--- Begin Supplied data ---

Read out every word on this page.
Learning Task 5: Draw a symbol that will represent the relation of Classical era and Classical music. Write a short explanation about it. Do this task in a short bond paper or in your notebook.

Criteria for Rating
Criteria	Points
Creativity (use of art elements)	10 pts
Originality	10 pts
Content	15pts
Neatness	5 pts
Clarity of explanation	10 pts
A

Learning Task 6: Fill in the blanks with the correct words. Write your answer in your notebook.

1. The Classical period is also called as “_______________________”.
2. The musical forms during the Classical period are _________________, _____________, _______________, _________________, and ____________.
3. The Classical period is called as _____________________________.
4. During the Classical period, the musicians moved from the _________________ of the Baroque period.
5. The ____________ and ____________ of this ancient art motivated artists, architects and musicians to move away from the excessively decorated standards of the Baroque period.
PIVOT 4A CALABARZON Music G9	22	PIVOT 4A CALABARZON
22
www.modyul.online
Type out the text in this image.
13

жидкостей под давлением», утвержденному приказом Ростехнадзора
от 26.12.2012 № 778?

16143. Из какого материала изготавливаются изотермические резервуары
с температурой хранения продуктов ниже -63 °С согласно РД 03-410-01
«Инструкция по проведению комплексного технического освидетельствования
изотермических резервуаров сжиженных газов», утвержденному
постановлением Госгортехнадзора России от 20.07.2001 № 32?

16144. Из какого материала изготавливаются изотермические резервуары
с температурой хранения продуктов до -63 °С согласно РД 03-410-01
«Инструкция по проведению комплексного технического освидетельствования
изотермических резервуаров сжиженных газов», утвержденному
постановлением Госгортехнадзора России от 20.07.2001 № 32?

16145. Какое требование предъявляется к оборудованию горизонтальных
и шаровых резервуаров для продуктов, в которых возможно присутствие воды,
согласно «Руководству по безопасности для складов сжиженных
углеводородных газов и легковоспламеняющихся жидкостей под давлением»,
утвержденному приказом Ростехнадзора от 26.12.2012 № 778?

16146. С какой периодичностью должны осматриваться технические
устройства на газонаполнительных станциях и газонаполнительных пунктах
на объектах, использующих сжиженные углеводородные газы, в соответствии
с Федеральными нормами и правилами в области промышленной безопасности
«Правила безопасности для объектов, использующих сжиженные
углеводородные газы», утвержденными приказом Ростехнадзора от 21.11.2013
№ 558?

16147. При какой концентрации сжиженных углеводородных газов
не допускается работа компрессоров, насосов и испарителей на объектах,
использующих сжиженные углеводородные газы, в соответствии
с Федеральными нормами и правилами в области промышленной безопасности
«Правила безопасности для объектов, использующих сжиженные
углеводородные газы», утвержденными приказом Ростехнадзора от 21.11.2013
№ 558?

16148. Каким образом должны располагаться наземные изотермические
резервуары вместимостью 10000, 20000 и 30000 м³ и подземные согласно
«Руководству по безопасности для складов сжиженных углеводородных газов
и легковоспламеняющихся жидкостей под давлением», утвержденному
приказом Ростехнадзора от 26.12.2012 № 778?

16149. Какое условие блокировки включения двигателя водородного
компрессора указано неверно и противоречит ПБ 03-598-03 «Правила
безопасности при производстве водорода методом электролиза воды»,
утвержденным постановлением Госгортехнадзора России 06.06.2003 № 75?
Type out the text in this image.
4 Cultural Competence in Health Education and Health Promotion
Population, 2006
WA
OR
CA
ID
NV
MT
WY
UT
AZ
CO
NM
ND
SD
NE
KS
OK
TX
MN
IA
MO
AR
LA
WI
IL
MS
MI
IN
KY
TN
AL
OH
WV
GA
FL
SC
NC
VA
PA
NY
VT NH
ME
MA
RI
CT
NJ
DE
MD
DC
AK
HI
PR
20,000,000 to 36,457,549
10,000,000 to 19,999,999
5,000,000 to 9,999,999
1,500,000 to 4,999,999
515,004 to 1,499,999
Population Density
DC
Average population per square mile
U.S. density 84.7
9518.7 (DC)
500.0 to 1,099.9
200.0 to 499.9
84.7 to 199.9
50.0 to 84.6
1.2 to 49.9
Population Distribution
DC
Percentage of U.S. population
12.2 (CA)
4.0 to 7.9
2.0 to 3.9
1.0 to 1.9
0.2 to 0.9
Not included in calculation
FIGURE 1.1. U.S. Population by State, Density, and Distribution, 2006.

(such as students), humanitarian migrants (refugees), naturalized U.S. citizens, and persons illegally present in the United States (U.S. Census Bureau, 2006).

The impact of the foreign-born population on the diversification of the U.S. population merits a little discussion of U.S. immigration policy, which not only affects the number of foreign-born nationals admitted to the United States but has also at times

--- End Supplied data ---

** Written task **
Each line of the material should be duplicated exactly, please.

** Exercise output **
Read out every word on this page.
Learning Task 5: Draw a symbol that will represent the relation of Classical era and Classical music. Write a short explanation about it. Do this task in a short bond paper or in your notebook.

Criteria for Rating
Criteria	Points
Creativity (use of art elements)	10 pts
Originality	10 pts
Content	15pts
Neatness	5 pts
Clarity of explanation	10 pts
A

Learning Task 6: Fill in the blanks with the correct words. Write your answer in your notebook.

1. The Classical period is also called as “_______________________”.
2. The musical forms during the Classical period are _________________, _____________, _______________, _________________, and ____________.
3. The Classical period is called as _____________________________.
4. During the Classical period, the musicians moved from the _________________ of the Baroque period.
5. The ____________ and ____________ of this ancient art motivated artists, architects and musicians to move away from the excessively decorated standards of the Baroque period.
PIVOT 4A CALABARZON Music G9	22	PIVOT 4A CALABARZON
22
www.modyul.online
Type out the text in this image.
13

жидкостей под давлением», утвержденному приказом Ростехнадзора
от 26.12.2012 № 778?

16143. Из какого материала изготавливаются изотермические резервуары
с температурой хранения продуктов ниже -63 °С согласно РД 03-410-01
«Инструкция по проведению комплексного технического освидетельствования
изотермических резервуаров сжиженных газов», утвержденному
постановлением Госгортехнадзора России от 20.07.2001 № 32?

16144. Из какого материала изготавливаются изотермические резервуары
с температурой хранения продуктов до -63 °С согласно РД 03-410-01
«Инструкция по проведению комплексного технического освидетельствования
изотермических резервуаров сжиженных газов», утвержденному
постановлением Госгортехнадзора России от 20.07.2001 № 32?

16145. Какое требование предъявляется к оборудованию горизонтальных
и шаровых резервуаров для продуктов, в которых возможно присутствие воды,
согласно «Руководству по безопасности для складов сжиженных
углеводородных газов и легковоспламеняющихся жидкостей под давлением»,
утвержденному приказом Ростехнадзора от 26.12.2012 № 778?

16146. С какой периодичностью должны осматриваться технические
устройства на газонаполнительных станциях и газонаполнительных пунктах
на объектах, использующих сжиженные углеводородные газы, в соответствии
с Федеральными нормами и правилами в области промышленной безопасности
«Правила безопасности для объектов, использующих сжиженные
углеводородные газы», утвержденными приказом Ростехнадзора от 21.11.2013
№ 558?

16147. При какой концентрации сжиженных углеводородных газов
не допускается работа компрессоров, насосов и испарителей на объектах,
использующих сжиженные углеводородные газы, в соответствии
с Федеральными нормами и правилами в области промышленной безопасности
«Правила безопасности для объектов, использующих сжиженные
углеводородные газы», утвержденными приказом Ростехнадзора от 21.11.2013
№ 558?

16148. Каким образом должны располагаться наземные изотермические
резервуары вместимостью 10000, 20000 и 30000 м³ и подземные согласно
«Руководству по безопасности для складов сжиженных углеводородных газов
и легковоспламеняющихся жидкостей под давлением», утвержденному
приказом Ростехнадзора от 26.12.2012 № 778?

16149. Какое условие блокировки включения двигателя водородного
компрессора указано неверно и противоречит ПБ 03-598-03 «Правила
безопасности при производстве водорода методом электролиза воды»,
утвержденным постановлением Госгортехнадзора России 06.06.2003 № 75?
Type out the text in this image.
4 Cultural Competence in Health Education and Health Promotion
Population, 2006
WA
OR
CA
ID
NV
MT
WY
UT
AZ
CO
NM
ND
SD
NE
KS
OK
TX
MN
IA
MO
AR
LA
WI
IL
MS
MI
IN
KY
TN
AL
OH
WV
GA
FL
SC
NC
VA
PA
NY
VT NH
ME
MA
RI
CT
NJ
DE
MD
DC
AK
HI
PR
20,000,000 to 36,457,549
10,000,000 to 19,999,999
5,000,000 to 9,999,999
1,500,000 to 4,999,999
515,004 to 1,499,999
Population Density
DC
Average population per square mile
U.S. density 84.7
9518.7 (DC)
500.0 to 1,099.9
200.0 to 499.9
84.7 to 199.9
50.0 to 84.6
1.2 to 49.9
Population Distribution
DC
Percentage of U.S. population
12.2 (CA)
4.0 to 7.9
2.0 to 3.9
1.0 to 1.9
0.2 to 0.9
Not included in calculation
FIGURE 1.1. U.S. Population by State, Density, and Distribution, 2006.

(such as students), humanitarian migrants (refugees), naturalized U.S. citizens, and persons illegally present in the United States (U.S. Census Bureau, 2006).

The impact of the foreign-born population on the diversification of the U.S. population merits a little discussion of U.S. immigration policy, which not only affects the number of foreign-born nationals admitted to the United States but has also at times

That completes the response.